* **Goal of the exercise**: Write out the records word for word, with no pictures.

>> BEGIN

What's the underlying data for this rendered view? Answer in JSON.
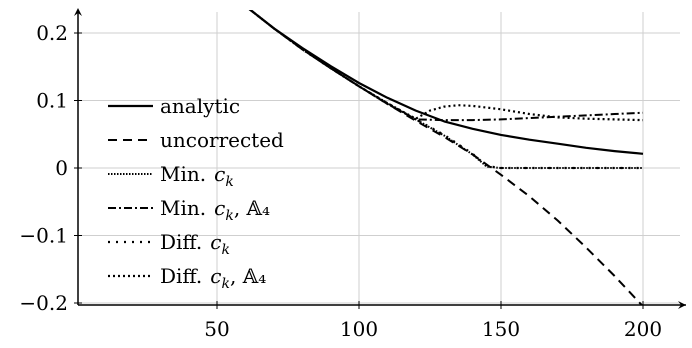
{
  "chart_data": {
    "type": "line",
    "title": "",
    "xlabel": "",
    "ylabel": "",
    "xlim": [
      0,
      210
    ],
    "ylim": [
      -0.205,
      0.24
    ],
    "grid": true,
    "legend_position": "left",
    "x_ticks": [
      {
        "value": 50,
        "label": "50"
      },
      {
        "value": 100,
        "label": "100"
      },
      {
        "value": 150,
        "label": "150"
      },
      {
        "value": 200,
        "label": "200"
      }
    ],
    "y_ticks": [
      {
        "value": 0.2,
        "label": "0.2"
      },
      {
        "value": 0.1,
        "label": "0.1"
      },
      {
        "value": 0,
        "label": "0"
      },
      {
        "value": -0.1,
        "label": "−0.1"
      },
      {
        "value": -0.2,
        "label": "−0.2"
      }
    ],
    "series": [
      {
        "name": "analytic",
        "legend_label": "analytic",
        "dash": "solid",
        "x": [
          60,
          70,
          80,
          90,
          100,
          110,
          120,
          130,
          140,
          150,
          160,
          170,
          180,
          190,
          200
        ],
        "y": [
          0.24,
          0.207,
          0.178,
          0.151,
          0.126,
          0.104,
          0.085,
          0.069,
          0.058,
          0.049,
          0.042,
          0.036,
          0.03,
          0.025,
          0.021
        ]
      },
      {
        "name": "uncorrected",
        "legend_label": "uncorrected",
        "dash": "dashed",
        "x": [
          60,
          70,
          80,
          90,
          100,
          110,
          120,
          130,
          140,
          150,
          160,
          170,
          180,
          190,
          200
        ],
        "y": [
          0.24,
          0.207,
          0.176,
          0.148,
          0.121,
          0.095,
          0.07,
          0.046,
          0.02,
          -0.01,
          -0.042,
          -0.078,
          -0.118,
          -0.16,
          -0.205
        ]
      },
      {
        "name": "Min. c_k",
        "legend_label": "Min.",
        "legend_sub": "c",
        "legend_idx": "k",
        "legend_extra": "",
        "dash": "densely-dotted",
        "x": [
          60,
          70,
          80,
          90,
          100,
          110,
          120,
          130,
          140,
          145,
          150,
          160,
          170,
          180,
          190,
          200
        ],
        "y": [
          0.24,
          0.207,
          0.176,
          0.148,
          0.121,
          0.096,
          0.072,
          0.048,
          0.02,
          0.002,
          0.0,
          0.0,
          0.0,
          0.0,
          0.0,
          0.0
        ]
      },
      {
        "name": "Min. c_k, A_4",
        "legend_label": "Min.",
        "legend_sub": "c",
        "legend_idx": "k",
        "legend_extra": ", 𝔸₄",
        "dash": "dash-dot",
        "x": [
          60,
          70,
          80,
          90,
          100,
          110,
          120,
          130,
          140,
          150,
          160,
          170,
          180,
          190,
          200
        ],
        "y": [
          0.24,
          0.207,
          0.176,
          0.148,
          0.121,
          0.095,
          0.072,
          0.071,
          0.071,
          0.072,
          0.074,
          0.076,
          0.078,
          0.08,
          0.082
        ]
      },
      {
        "name": "Diff. c_k",
        "legend_label": "Diff.",
        "legend_sub": "c",
        "legend_idx": "k",
        "legend_extra": "",
        "dash": "loosely-dotted",
        "x": [
          60,
          70,
          80,
          90,
          100,
          110,
          120,
          130,
          140,
          145,
          150,
          160,
          170,
          180,
          190,
          200
        ],
        "y": [
          0.24,
          0.207,
          0.176,
          0.148,
          0.121,
          0.096,
          0.072,
          0.049,
          0.021,
          0.003,
          0.0,
          0.0,
          0.0,
          0.0,
          0.0,
          0.0
        ]
      },
      {
        "name": "Diff. c_k, A_4",
        "legend_label": "Diff.",
        "legend_sub": "c",
        "legend_idx": "k",
        "legend_extra": ", 𝔸₄",
        "dash": "dotted",
        "x": [
          60,
          70,
          80,
          90,
          100,
          110,
          120,
          125,
          130,
          135,
          140,
          150,
          160,
          170,
          180,
          190,
          200
        ],
        "y": [
          0.24,
          0.207,
          0.176,
          0.148,
          0.121,
          0.096,
          0.073,
          0.085,
          0.091,
          0.093,
          0.092,
          0.087,
          0.08,
          0.075,
          0.073,
          0.072,
          0.071
        ]
      }
    ]
  }
}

>> END

* **Task response**:
What's the underlying data for this rendered view? Answer in JSON.
{
  "chart_data": {
    "type": "line",
    "title": "",
    "xlabel": "",
    "ylabel": "",
    "xlim": [
      0,
      210
    ],
    "ylim": [
      -0.205,
      0.24
    ],
    "grid": true,
    "legend_position": "left",
    "x_ticks": [
      {
        "value": 50,
        "label": "50"
      },
      {
        "value": 100,
        "label": "100"
      },
      {
        "value": 150,
        "label": "150"
      },
      {
        "value": 200,
        "label": "200"
      }
    ],
    "y_ticks": [
      {
        "value": 0.2,
        "label": "0.2"
      },
      {
        "value": 0.1,
        "label": "0.1"
      },
      {
        "value": 0,
        "label": "0"
      },
      {
        "value": -0.1,
        "label": "−0.1"
      },
      {
        "value": -0.2,
        "label": "−0.2"
      }
    ],
    "series": [
      {
        "name": "analytic",
        "legend_label": "analytic",
        "dash": "solid",
        "x": [
          60,
          70,
          80,
          90,
          100,
          110,
          120,
          130,
          140,
          150,
          160,
          170,
          180,
          190,
          200
        ],
        "y": [
          0.24,
          0.207,
          0.178,
          0.151,
          0.126,
          0.104,
          0.085,
          0.069,
          0.058,
          0.049,
          0.042,
          0.036,
          0.03,
          0.025,
          0.021
        ]
      },
      {
        "name": "uncorrected",
        "legend_label": "uncorrected",
        "dash": "dashed",
        "x": [
          60,
          70,
          80,
          90,
          100,
          110,
          120,
          130,
          140,
          150,
          160,
          170,
          180,
          190,
          200
        ],
        "y": [
          0.24,
          0.207,
          0.176,
          0.148,
          0.121,
          0.095,
          0.07,
          0.046,
          0.02,
          -0.01,
          -0.042,
          -0.078,
          -0.118,
          -0.16,
          -0.205
        ]
      },
      {
        "name": "Min. c_k",
        "legend_label": "Min.",
        "legend_sub": "c",
        "legend_idx": "k",
        "legend_extra": "",
        "dash": "densely-dotted",
        "x": [
          60,
          70,
          80,
          90,
          100,
          110,
          120,
          130,
          140,
          145,
          150,
          160,
          170,
          180,
          190,
          200
        ],
        "y": [
          0.24,
          0.207,
          0.176,
          0.148,
          0.121,
          0.096,
          0.072,
          0.048,
          0.02,
          0.002,
          0.0,
          0.0,
          0.0,
          0.0,
          0.0,
          0.0
        ]
      },
      {
        "name": "Min. c_k, A_4",
        "legend_label": "Min.",
        "legend_sub": "c",
        "legend_idx": "k",
        "legend_extra": ", 𝔸₄",
        "dash": "dash-dot",
        "x": [
          60,
          70,
          80,
          90,
          100,
          110,
          120,
          130,
          140,
          150,
          160,
          170,
          180,
          190,
          200
        ],
        "y": [
          0.24,
          0.207,
          0.176,
          0.148,
          0.121,
          0.095,
          0.072,
          0.071,
          0.071,
          0.072,
          0.074,
          0.076,
          0.078,
          0.08,
          0.082
        ]
      },
      {
        "name": "Diff. c_k",
        "legend_label": "Diff.",
        "legend_sub": "c",
        "legend_idx": "k",
        "legend_extra": "",
        "dash": "loosely-dotted",
        "x": [
          60,
          70,
          80,
          90,
          100,
          110,
          120,
          130,
          140,
          145,
          150,
          160,
          170,
          180,
          190,
          200
        ],
        "y": [
          0.24,
          0.207,
          0.176,
          0.148,
          0.121,
          0.096,
          0.072,
          0.049,
          0.021,
          0.003,
          0.0,
          0.0,
          0.0,
          0.0,
          0.0,
          0.0
        ]
      },
      {
        "name": "Diff. c_k, A_4",
        "legend_label": "Diff.",
        "legend_sub": "c",
        "legend_idx": "k",
        "legend_extra": ", 𝔸₄",
        "dash": "dotted",
        "x": [
          60,
          70,
          80,
          90,
          100,
          110,
          120,
          125,
          130,
          135,
          140,
          150,
          160,
          170,
          180,
          190,
          200
        ],
        "y": [
          0.24,
          0.207,
          0.176,
          0.148,
          0.121,
          0.096,
          0.073,
          0.085,
          0.091,
          0.093,
          0.092,
          0.087,
          0.08,
          0.075,
          0.073,
          0.072,
          0.071
        ]
      }
    ]
  }
}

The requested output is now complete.